SCHRIFTLICHE ANWEISUNG A » Gib den Auszug von „Als Teil des“ bis einschließlich „zu nachhaltigen Designalternativen.“ erneut wieder und ersetze darin „Designanforderungen“ durch „Gestaltungsanforderungen“.

BEREITGESTELLTER AUSZUG »
Als Teil des globalen Textilsektors möchte die Perspektivengruppe anhand angewandter und transdisziplinärer Methoden die Erreichung der UN Sustainable Development Goals10 unterstützen. Mit der Europäischen Verordnung der Eco Design Requirements11 bis 2026 durch die EU wird zudem ein regulatorischer Rahmen zur Verbesserung der ökologischen Nachhaltigkeit von Produkten geschaffen. Die verbindlichen Designanforderungen für nachhaltige und kreislauffähige Produkte und Textilien, die im Rahmen dieser Verordnung eingeführt werden, dienen als Anstoss zu einem Paradigmenwechsel hin zu nachhaltigen Designalternativen.
Die methodische Herangehensweise der Perspektivengruppe umfasst eine Kombination aus Prozessdesign und «Material Driven Design»12 auf einem Mikro- und Makrolevel13. Dies umfasst sowohl die Erarbeitung von Machbarkeitsstudien und explorativen Experimenten im Labormassstab als auch die Erarbeitung von Proof of Concepts mit Prototypen in Zusammenarbeit mit der Industrie. Konkrete Fallbeispiele sollen die Machbarkeit in iterativen Prozessen erproben und insbesondere Meta-Visionen erfahr- und kommunizierbar machen. Die Rolle des Designs wird dezidiert als Ausgangspunkt für Recyclingpraktiken betrachtet14.

EINGABEZEILEN »
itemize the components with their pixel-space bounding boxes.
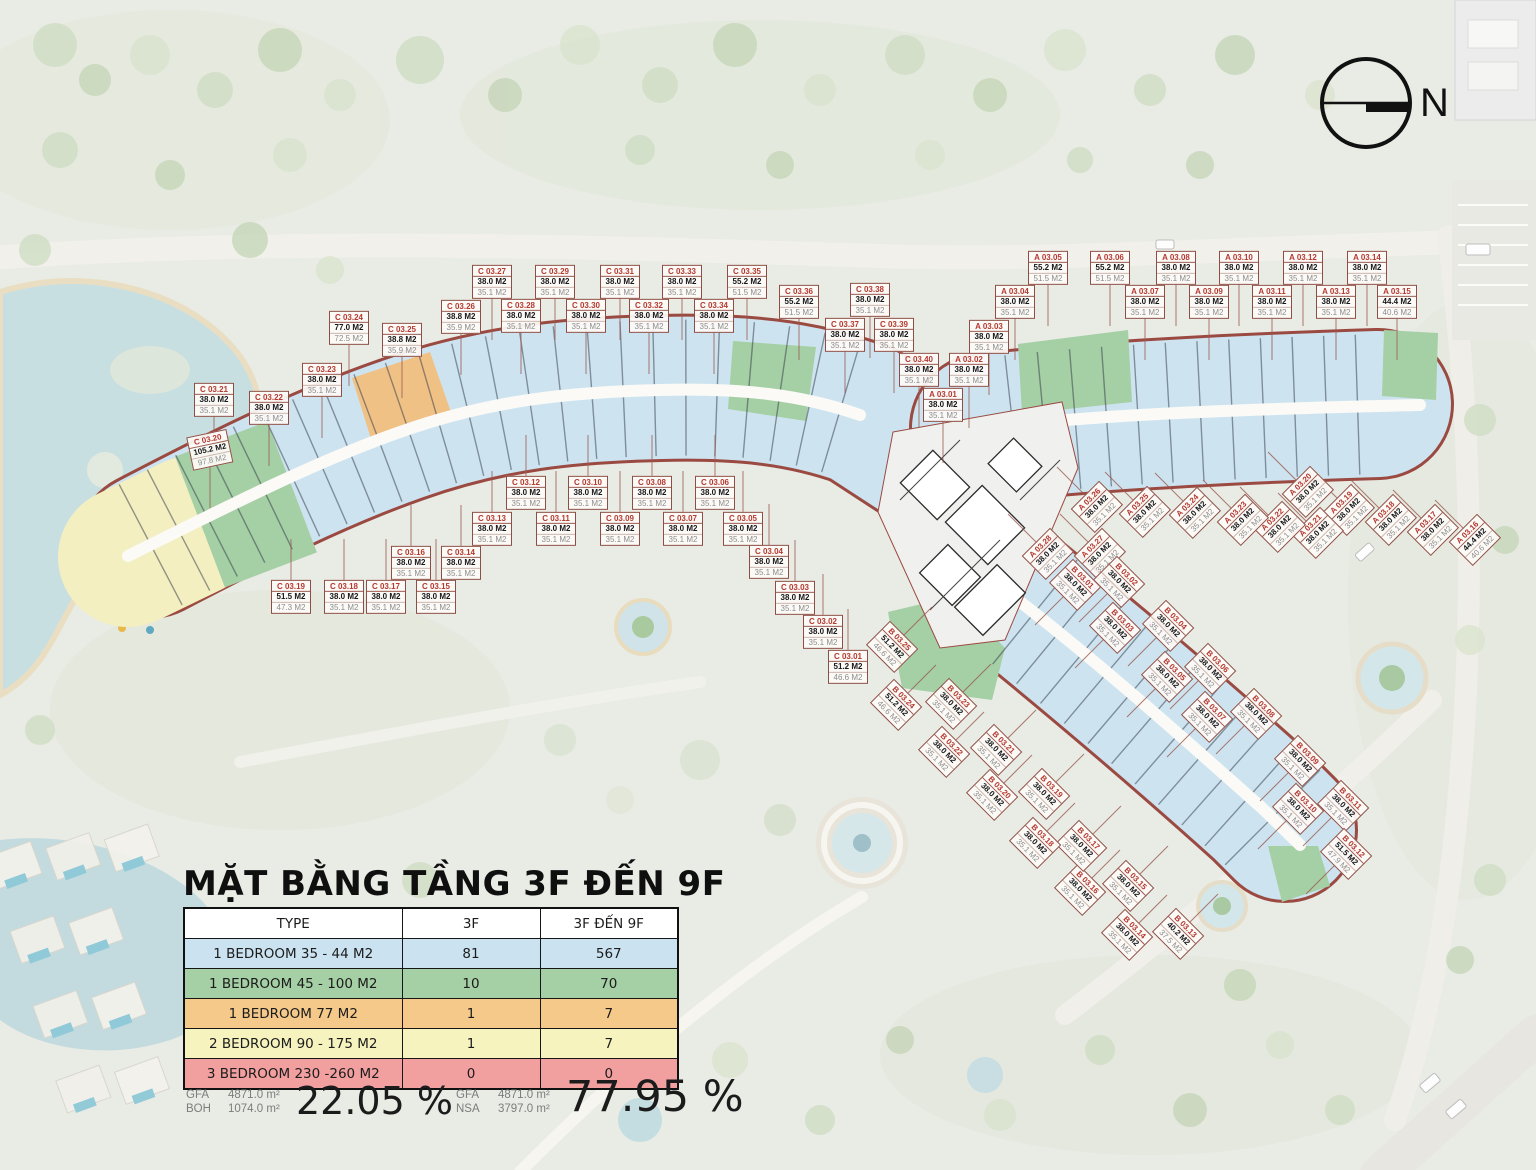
unit-gross-area: 38.0 M2 xyxy=(303,375,341,385)
unit-net-area: 35.1 M2 xyxy=(507,499,545,509)
unit-label: B 03.10 38.0 M2 35.1 M2 xyxy=(1272,783,1325,836)
unit-label: A 03.25 38.0 M2 35.1 M2 xyxy=(1119,486,1172,539)
unit-gross-area: 38.0 M2 xyxy=(633,488,671,498)
unit-code: A 03.07 xyxy=(1126,286,1164,297)
unit-label: B 03.11 38.0 M2 35.1 M2 xyxy=(1317,780,1370,833)
unit-label: A 03.05 55.2 M2 51.5 M2 xyxy=(1028,251,1068,285)
unit-code: C 03.34 xyxy=(695,300,733,311)
unit-gross-area: 38.0 M2 xyxy=(569,488,607,498)
unit-code: C 03.37 xyxy=(826,319,864,330)
unit-code: A 03.11 xyxy=(1253,286,1291,297)
unit-label: C 03.35 55.2 M2 51.5 M2 xyxy=(727,265,767,299)
unit-net-area: 35.1 M2 xyxy=(970,343,1008,353)
unit-label: A 03.23 38.0 M2 35.1 M2 xyxy=(1217,494,1270,547)
unit-gross-area: 38.0 M2 xyxy=(1220,263,1258,273)
unit-gross-area: 38.0 M2 xyxy=(875,330,913,340)
unit-code: C 03.06 xyxy=(696,477,734,488)
unit-code: C 03.30 xyxy=(567,300,605,311)
unit-code: C 03.02 xyxy=(804,616,842,627)
unit-code: C 03.04 xyxy=(750,546,788,557)
unit-net-area: 51.5 M2 xyxy=(1029,274,1067,284)
unit-label: C 03.34 38.0 M2 35.1 M2 xyxy=(694,299,734,333)
unit-label: C 03.19 51.5 M2 47.3 M2 xyxy=(271,580,311,614)
legend-cell-3f-9f: 567 xyxy=(540,939,678,969)
floor-plan-canvas: C 03.01 51.2 M2 46.6 M2 C 03.02 38.0 M2 … xyxy=(0,0,1536,1170)
unit-label: B 03.05 38.0 M2 35.1 M2 xyxy=(1141,651,1194,704)
unit-code: C 03.25 xyxy=(383,324,421,335)
legend-cell-type: 1 BEDROOM 77 M2 xyxy=(184,999,402,1029)
unit-gross-area: 38.0 M2 xyxy=(195,395,233,405)
unit-label: A 03.18 38.0 M2 35.1 M2 xyxy=(1365,494,1418,547)
unit-net-area: 35.1 M2 xyxy=(567,322,605,332)
unit-label: B 03.08 38.0 M2 35.1 M2 xyxy=(1230,688,1283,741)
legend-cell-3f: 10 xyxy=(402,969,540,999)
unit-gross-area: 38.0 M2 xyxy=(325,592,363,602)
unit-gross-area: 38.0 M2 xyxy=(851,295,889,305)
unit-net-area: 35.1 M2 xyxy=(569,499,607,509)
unit-net-area: 35.1 M2 xyxy=(664,535,702,545)
unit-net-area: 72.5 M2 xyxy=(330,334,368,344)
unit-code: A 03.14 xyxy=(1348,252,1386,263)
unit-code: C 03.03 xyxy=(776,582,814,593)
unit-label: C 03.15 38.0 M2 35.1 M2 xyxy=(416,580,456,614)
unit-code: A 03.13 xyxy=(1317,286,1355,297)
unit-label: B 03.14 38.0 M2 35.1 M2 xyxy=(1101,909,1154,962)
unit-net-area: 51.5 M2 xyxy=(1091,274,1129,284)
stat-boh-value: 1074.0 m² xyxy=(228,1103,280,1115)
unit-label: B 03.09 38.0 M2 35.1 M2 xyxy=(1274,735,1327,788)
unit-gross-area: 38.0 M2 xyxy=(724,524,762,534)
unit-code: A 03.06 xyxy=(1091,252,1129,263)
unit-label: A 03.13 38.0 M2 35.1 M2 xyxy=(1316,285,1356,319)
unit-label: A 03.03 38.0 M2 35.1 M2 xyxy=(969,320,1009,354)
unit-gross-area: 38.0 M2 xyxy=(804,627,842,637)
boh-percentage: 22.05 % xyxy=(296,1079,453,1123)
legend-table-row: 1 BEDROOM 35 - 44 M2 81 567 xyxy=(184,939,678,969)
unit-label: C 03.03 38.0 M2 35.1 M2 xyxy=(775,581,815,615)
unit-label: C 03.01 51.2 M2 46.6 M2 xyxy=(828,650,868,684)
unit-net-area: 35.1 M2 xyxy=(804,638,842,648)
unit-net-area: 35.1 M2 xyxy=(996,308,1034,318)
unit-net-area: 35.1 M2 xyxy=(1190,308,1228,318)
unit-label: B 03.20 38.0 M2 35.1 M2 xyxy=(966,769,1019,822)
stat-gfa-left-label: GFA xyxy=(186,1089,209,1101)
unit-label: C 03.05 38.0 M2 35.1 M2 xyxy=(723,512,763,546)
unit-gross-area: 38.0 M2 xyxy=(924,400,962,410)
unit-gross-area: 51.5 M2 xyxy=(272,592,310,602)
unit-net-area: 35.1 M2 xyxy=(776,604,814,614)
legend-table-row: 2 BEDROOM 90 - 175 M2 1 7 xyxy=(184,1029,678,1059)
unit-code: C 03.26 xyxy=(442,301,480,312)
unit-code: C 03.09 xyxy=(601,513,639,524)
unit-label: A 03.07 38.0 M2 35.1 M2 xyxy=(1125,285,1165,319)
unit-code: C 03.24 xyxy=(330,312,368,323)
unit-net-area: 35.1 M2 xyxy=(826,341,864,351)
unit-gross-area: 38.0 M2 xyxy=(630,311,668,321)
unit-label: B 03.25 51.2 M2 46.6 M2 xyxy=(866,621,919,674)
unit-code: C 03.32 xyxy=(630,300,668,311)
unit-label: B 03.21 38.0 M2 35.1 M2 xyxy=(970,724,1023,777)
compass: N xyxy=(1318,55,1468,155)
stat-gfa-right-value: 4871.0 m² xyxy=(498,1089,550,1101)
unit-code: A 03.08 xyxy=(1157,252,1195,263)
unit-label: A 03.02 38.0 M2 35.1 M2 xyxy=(949,353,989,387)
unit-net-area: 51.5 M2 xyxy=(728,288,766,298)
unit-label: C 03.11 38.0 M2 35.1 M2 xyxy=(536,512,576,546)
unit-label: B 03.07 38.0 M2 35.1 M2 xyxy=(1181,691,1234,744)
unit-net-area: 46.6 M2 xyxy=(829,673,867,683)
legend-cell-3f: 81 xyxy=(402,939,540,969)
unit-net-area: 35.1 M2 xyxy=(1157,274,1195,284)
unit-gross-area: 38.0 M2 xyxy=(601,524,639,534)
legend-cell-3f-9f: 70 xyxy=(540,969,678,999)
unit-net-area: 35.1 M2 xyxy=(392,569,430,579)
unit-gross-area: 38.0 M2 xyxy=(1190,297,1228,307)
unit-label: A 03.17 38.0 M2 35.1 M2 xyxy=(1407,504,1460,557)
unit-label: C 03.29 38.0 M2 35.1 M2 xyxy=(535,265,575,299)
unit-label: B 03.06 38.0 M2 35.1 M2 xyxy=(1184,643,1237,696)
unit-code: C 03.31 xyxy=(601,266,639,277)
unit-label: C 03.12 38.0 M2 35.1 M2 xyxy=(506,476,546,510)
unit-label: C 03.17 38.0 M2 35.1 M2 xyxy=(366,580,406,614)
unit-label: B 03.03 38.0 M2 35.1 M2 xyxy=(1089,602,1142,655)
unit-net-area: 51.5 M2 xyxy=(780,308,818,318)
unit-label: C 03.24 77.0 M2 72.5 M2 xyxy=(329,311,369,345)
unit-net-area: 35.1 M2 xyxy=(950,376,988,386)
unit-label: C 03.02 38.0 M2 35.1 M2 xyxy=(803,615,843,649)
nsa-percentage: 77.95 % xyxy=(566,1072,744,1122)
unit-code: C 03.22 xyxy=(250,392,288,403)
unit-gross-area: 38.0 M2 xyxy=(1253,297,1291,307)
unit-code: C 03.16 xyxy=(392,547,430,558)
unit-net-area: 35.1 M2 xyxy=(924,411,962,421)
unit-code: C 03.29 xyxy=(536,266,574,277)
unit-net-area: 35.1 M2 xyxy=(536,288,574,298)
unit-gross-area: 38.0 M2 xyxy=(567,311,605,321)
unit-label: C 03.13 38.0 M2 35.1 M2 xyxy=(472,512,512,546)
unit-label: C 03.33 38.0 M2 35.1 M2 xyxy=(662,265,702,299)
unit-net-area: 35.1 M2 xyxy=(663,288,701,298)
unit-net-area: 35.1 M2 xyxy=(1348,274,1386,284)
unit-code: C 03.11 xyxy=(537,513,575,524)
stat-nsa-label: NSA xyxy=(456,1103,480,1115)
unit-net-area: 35.1 M2 xyxy=(537,535,575,545)
unit-label: B 03.04 38.0 M2 35.1 M2 xyxy=(1142,600,1195,653)
unit-gross-area: 55.2 M2 xyxy=(728,277,766,287)
unit-code: C 03.07 xyxy=(664,513,702,524)
unit-code: A 03.01 xyxy=(924,389,962,400)
unit-code: A 03.10 xyxy=(1220,252,1258,263)
unit-label: C 03.09 38.0 M2 35.1 M2 xyxy=(600,512,640,546)
unit-label: C 03.25 38.8 M2 35.9 M2 xyxy=(382,323,422,357)
unit-gross-area: 38.0 M2 xyxy=(1157,263,1195,273)
legend-header-3f-9f: 3F ĐẾN 9F xyxy=(540,908,678,939)
unit-net-area: 35.1 M2 xyxy=(1253,308,1291,318)
unit-gross-area: 55.2 M2 xyxy=(1091,263,1129,273)
unit-label: B 03.17 38.0 M2 35.1 M2 xyxy=(1055,820,1108,873)
unit-gross-area: 38.0 M2 xyxy=(417,592,455,602)
unit-gross-area: 38.0 M2 xyxy=(367,592,405,602)
unit-code: A 03.15 xyxy=(1378,286,1416,297)
legend-cell-type: 2 BEDROOM 90 - 175 M2 xyxy=(184,1029,402,1059)
legend-cell-3f-9f: 7 xyxy=(540,1029,678,1059)
unit-code: C 03.17 xyxy=(367,581,405,592)
unit-net-area: 35.1 M2 xyxy=(195,406,233,416)
unit-label: A 03.15 44.4 M2 40.6 M2 xyxy=(1377,285,1417,319)
unit-label: C 03.07 38.0 M2 35.1 M2 xyxy=(663,512,703,546)
unit-label: B 03.15 38.0 M2 35.1 M2 xyxy=(1102,860,1155,913)
unit-gross-area: 38.0 M2 xyxy=(696,488,734,498)
unit-label: A 03.14 38.0 M2 35.1 M2 xyxy=(1347,251,1387,285)
unit-label: B 03.19 38.0 M2 35.1 M2 xyxy=(1018,768,1071,821)
unit-net-area: 35.1 M2 xyxy=(601,288,639,298)
unit-label: C 03.27 38.0 M2 35.1 M2 xyxy=(472,265,512,299)
unit-code: C 03.19 xyxy=(272,581,310,592)
legend-cell-3f-9f: 7 xyxy=(540,999,678,1029)
unit-net-area: 35.1 M2 xyxy=(1284,274,1322,284)
unit-label: A 03.12 38.0 M2 35.1 M2 xyxy=(1283,251,1323,285)
unit-gross-area: 38.0 M2 xyxy=(970,332,1008,342)
unit-net-area: 35.1 M2 xyxy=(1220,274,1258,284)
unit-net-area: 35.1 M2 xyxy=(724,535,762,545)
unit-label: C 03.32 38.0 M2 35.1 M2 xyxy=(629,299,669,333)
compass-north-label: N xyxy=(1420,81,1449,126)
compass-needle-icon xyxy=(1366,103,1410,112)
unit-net-area: 35.1 M2 xyxy=(695,322,733,332)
unit-code: C 03.13 xyxy=(473,513,511,524)
unit-gross-area: 38.0 M2 xyxy=(537,524,575,534)
unit-gross-area: 38.0 M2 xyxy=(663,277,701,287)
legend-header-3f: 3F xyxy=(402,908,540,939)
unit-label: C 03.38 38.0 M2 35.1 M2 xyxy=(850,283,890,317)
unit-gross-area: 38.8 M2 xyxy=(383,335,421,345)
unit-label: A 03.06 55.2 M2 51.5 M2 xyxy=(1090,251,1130,285)
unit-code: A 03.09 xyxy=(1190,286,1228,297)
unit-code: C 03.38 xyxy=(851,284,889,295)
unit-code: C 03.10 xyxy=(569,477,607,488)
unit-code: C 03.39 xyxy=(875,319,913,330)
unit-code: C 03.23 xyxy=(303,364,341,375)
unit-label: B 03.12 51.5 M2 47.9 M2 xyxy=(1320,828,1373,881)
legend-header-row: TYPE 3F 3F ĐẾN 9F xyxy=(184,908,678,939)
unit-label: B 03.13 40.2 M2 37.5 M2 xyxy=(1152,908,1205,961)
unit-code: A 03.12 xyxy=(1284,252,1322,263)
unit-net-area: 35.1 M2 xyxy=(851,306,889,316)
unit-label: A 03.10 38.0 M2 35.1 M2 xyxy=(1219,251,1259,285)
unit-label: C 03.10 38.0 M2 35.1 M2 xyxy=(568,476,608,510)
unit-label: C 03.31 38.0 M2 35.1 M2 xyxy=(600,265,640,299)
unit-gross-area: 38.0 M2 xyxy=(502,311,540,321)
unit-net-area: 35.1 M2 xyxy=(875,341,913,351)
unit-code: A 03.02 xyxy=(950,354,988,365)
unit-code: C 03.28 xyxy=(502,300,540,311)
unit-gross-area: 38.0 M2 xyxy=(750,557,788,567)
unit-label: C 03.04 38.0 M2 35.1 M2 xyxy=(749,545,789,579)
unit-net-area: 40.6 M2 xyxy=(1378,308,1416,318)
unit-net-area: 35.1 M2 xyxy=(303,386,341,396)
unit-gross-area: 38.0 M2 xyxy=(900,365,938,375)
unit-label: B 03.23 38.0 M2 35.1 M2 xyxy=(925,678,978,731)
unit-label: C 03.20 105.2 M2 97.8 M2 xyxy=(186,429,234,471)
unit-code: C 03.05 xyxy=(724,513,762,524)
unit-label: C 03.26 38.8 M2 35.9 M2 xyxy=(441,300,481,334)
unit-gross-area: 55.2 M2 xyxy=(1029,263,1067,273)
unit-net-area: 35.1 M2 xyxy=(325,603,363,613)
unit-net-area: 35.1 M2 xyxy=(1317,308,1355,318)
unit-label: C 03.30 38.0 M2 35.1 M2 xyxy=(566,299,606,333)
unit-code: C 03.08 xyxy=(633,477,671,488)
unit-net-area: 35.9 M2 xyxy=(442,323,480,333)
unit-net-area: 35.1 M2 xyxy=(417,603,455,613)
unit-gross-area: 38.0 M2 xyxy=(950,365,988,375)
unit-gross-area: 38.0 M2 xyxy=(536,277,574,287)
unit-net-area: 35.1 M2 xyxy=(473,288,511,298)
unit-net-area: 47.3 M2 xyxy=(272,603,310,613)
unit-gross-area: 38.0 M2 xyxy=(442,558,480,568)
unit-label: C 03.40 38.0 M2 35.1 M2 xyxy=(899,353,939,387)
unit-label: C 03.36 55.2 M2 51.5 M2 xyxy=(779,285,819,319)
unit-gross-area: 44.4 M2 xyxy=(1378,297,1416,307)
unit-label: C 03.39 38.0 M2 35.1 M2 xyxy=(874,318,914,352)
unit-code: C 03.33 xyxy=(663,266,701,277)
unit-code: C 03.01 xyxy=(829,651,867,662)
unit-gross-area: 38.0 M2 xyxy=(250,403,288,413)
stat-nsa-value: 3797.0 m² xyxy=(498,1103,550,1115)
legend-cell-3f: 1 xyxy=(402,999,540,1029)
unit-code: C 03.36 xyxy=(780,286,818,297)
unit-gross-area: 38.0 M2 xyxy=(1284,263,1322,273)
unit-gross-area: 38.0 M2 xyxy=(473,277,511,287)
stat-boh-label: BOH xyxy=(186,1103,211,1115)
unit-code: C 03.14 xyxy=(442,547,480,558)
unit-gross-area: 38.0 M2 xyxy=(1348,263,1386,273)
unit-label: A 03.09 38.0 M2 35.1 M2 xyxy=(1189,285,1229,319)
unit-label: A 03.16 44.4 M2 40.6 M2 xyxy=(1449,514,1502,567)
unit-gross-area: 38.0 M2 xyxy=(996,297,1034,307)
unit-label: A 03.11 38.0 M2 35.1 M2 xyxy=(1252,285,1292,319)
unit-net-area: 35.1 M2 xyxy=(633,499,671,509)
legend-table-row: 1 BEDROOM 45 - 100 M2 10 70 xyxy=(184,969,678,999)
legend-header-type: TYPE xyxy=(184,908,402,939)
legend-table-body: 1 BEDROOM 35 - 44 M2 81 567 1 BEDROOM 45… xyxy=(184,939,678,1090)
unit-code: C 03.40 xyxy=(900,354,938,365)
unit-label: C 03.18 38.0 M2 35.1 M2 xyxy=(324,580,364,614)
unit-gross-area: 38.0 M2 xyxy=(695,311,733,321)
unit-net-area: 35.1 M2 xyxy=(750,568,788,578)
unit-gross-area: 38.8 M2 xyxy=(442,312,480,322)
unit-code: C 03.21 xyxy=(195,384,233,395)
unit-net-area: 35.1 M2 xyxy=(250,414,288,424)
unit-code: C 03.27 xyxy=(473,266,511,277)
unit-label: C 03.22 38.0 M2 35.1 M2 xyxy=(249,391,289,425)
unit-code: C 03.35 xyxy=(728,266,766,277)
unit-label: C 03.23 38.0 M2 35.1 M2 xyxy=(302,363,342,397)
unit-net-area: 35.1 M2 xyxy=(696,499,734,509)
unit-net-area: 35.1 M2 xyxy=(442,569,480,579)
unit-label: A 03.04 38.0 M2 35.1 M2 xyxy=(995,285,1035,319)
unit-gross-area: 38.0 M2 xyxy=(601,277,639,287)
unit-code: A 03.04 xyxy=(996,286,1034,297)
unit-net-area: 35.1 M2 xyxy=(601,535,639,545)
unit-code: C 03.15 xyxy=(417,581,455,592)
unit-gross-area: 38.0 M2 xyxy=(1317,297,1355,307)
unit-gross-area: 38.0 M2 xyxy=(507,488,545,498)
unit-net-area: 35.1 M2 xyxy=(630,322,668,332)
unit-label: B 03.16 38.0 M2 35.1 M2 xyxy=(1054,864,1107,917)
unit-label: C 03.16 38.0 M2 35.1 M2 xyxy=(391,546,431,580)
unit-gross-area: 38.0 M2 xyxy=(776,593,814,603)
unit-label: C 03.08 38.0 M2 35.1 M2 xyxy=(632,476,672,510)
unit-code: A 03.05 xyxy=(1029,252,1067,263)
unit-label: A 03.24 38.0 M2 35.1 M2 xyxy=(1169,487,1222,540)
unit-gross-area: 38.0 M2 xyxy=(826,330,864,340)
unit-gross-area: 77.0 M2 xyxy=(330,323,368,333)
legend-cell-type: 1 BEDROOM 45 - 100 M2 xyxy=(184,969,402,999)
unit-label: C 03.28 38.0 M2 35.1 M2 xyxy=(501,299,541,333)
unit-gross-area: 38.0 M2 xyxy=(392,558,430,568)
legend-cell-type: 1 BEDROOM 35 - 44 M2 xyxy=(184,939,402,969)
unit-gross-area: 38.0 M2 xyxy=(664,524,702,534)
stat-gfa-left-value: 4871.0 m² xyxy=(228,1089,280,1101)
unit-net-area: 35.1 M2 xyxy=(473,535,511,545)
unit-label: A 03.26 38.0 M2 35.1 M2 xyxy=(1071,481,1124,534)
unit-gross-area: 38.0 M2 xyxy=(473,524,511,534)
unit-gross-area: 51.2 M2 xyxy=(829,662,867,672)
unit-label: C 03.14 38.0 M2 35.1 M2 xyxy=(441,546,481,580)
legend-table-row: 1 BEDROOM 77 M2 1 7 xyxy=(184,999,678,1029)
unit-label: C 03.37 38.0 M2 35.1 M2 xyxy=(825,318,865,352)
legend-cell-3f: 1 xyxy=(402,1029,540,1059)
unit-label: B 03.22 38.0 M2 35.1 M2 xyxy=(918,726,971,779)
page-title: MẶT BẰNG TẦNG 3F ĐẾN 9F xyxy=(183,864,725,904)
unit-net-area: 35.9 M2 xyxy=(383,346,421,356)
unit-gross-area: 55.2 M2 xyxy=(780,297,818,307)
unit-code: A 03.03 xyxy=(970,321,1008,332)
unit-code: C 03.18 xyxy=(325,581,363,592)
unit-label: B 03.18 38.0 M2 35.1 M2 xyxy=(1009,817,1062,870)
unit-gross-area: 38.0 M2 xyxy=(1126,297,1164,307)
unit-label: C 03.21 38.0 M2 35.1 M2 xyxy=(194,383,234,417)
unit-net-area: 35.1 M2 xyxy=(1126,308,1164,318)
unit-code: C 03.12 xyxy=(507,477,545,488)
stat-gfa-right-label: GFA xyxy=(456,1089,479,1101)
unit-label: B 03.24 51.2 M2 46.6 M2 xyxy=(870,679,923,732)
unit-label: C 03.06 38.0 M2 35.1 M2 xyxy=(695,476,735,510)
unit-label: A 03.08 38.0 M2 35.1 M2 xyxy=(1156,251,1196,285)
legend-table: TYPE 3F 3F ĐẾN 9F 1 BEDROOM 35 - 44 M2 8… xyxy=(183,907,679,1090)
unit-label: A 03.01 38.0 M2 35.1 M2 xyxy=(923,388,963,422)
unit-net-area: 35.1 M2 xyxy=(367,603,405,613)
unit-net-area: 35.1 M2 xyxy=(900,376,938,386)
unit-net-area: 35.1 M2 xyxy=(502,322,540,332)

SCHRIFTLICHE ANWEISUNG B » Gib aus den Datensätzen die Zeilen von der Zeile mit „unit-gross-area: 38.0 M2 xyxy=(303,375,341,385)“ bis einschließlich der Zeile mit „unit-gross-area: 38.0 M2 xyxy=(633,488,671,498)“ als JSON-Liste von Zeichenketten wieder, mit einer Zeichenkette je Zeile und ohne Leerzeilen.

SCHRIFTLICHE ANTWORT A »
Als Teil des globalen Textilsektors möchte die Perspektivengruppe anhand angewandter und transdisziplinärer Methoden die Erreichung der UN Sustainable Development Goals10 unterstützen. Mit der Europäischen Verordnung der Eco Design Requirements11 bis 2026 durch die EU wird zudem ein regulatorischer Rahmen zur Verbesserung der ökologischen Nachhaltigkeit von Produkten geschaffen. Die verbindlichen Gestaltungsanforderungen für nachhaltige und kreislauffähige Produkte und Textilien, die im Rahmen dieser Verordnung eingeführt werden, dienen als Anstoss zu einem Paradigmenwechsel hin zu nachhaltigen Designalternativen.

SCHRIFTLICHE ANTWORT B »
[
  "unit-gross-area: 38.0 M2 xyxy=(303,375,341,385)",
  "unit-net-area: 35.1 M2 xyxy=(507,499,545,509)",
  "unit-label: B 03.10 38.0 M2 35.1 M2 xyxy=(1272,783,1325,836)",
  "unit-label: A 03.25 38.0 M2 35.1 M2 xyxy=(1119,486,1172,539)",
  "unit-gross-area: 38.0 M2 xyxy=(633,488,671,498)"
]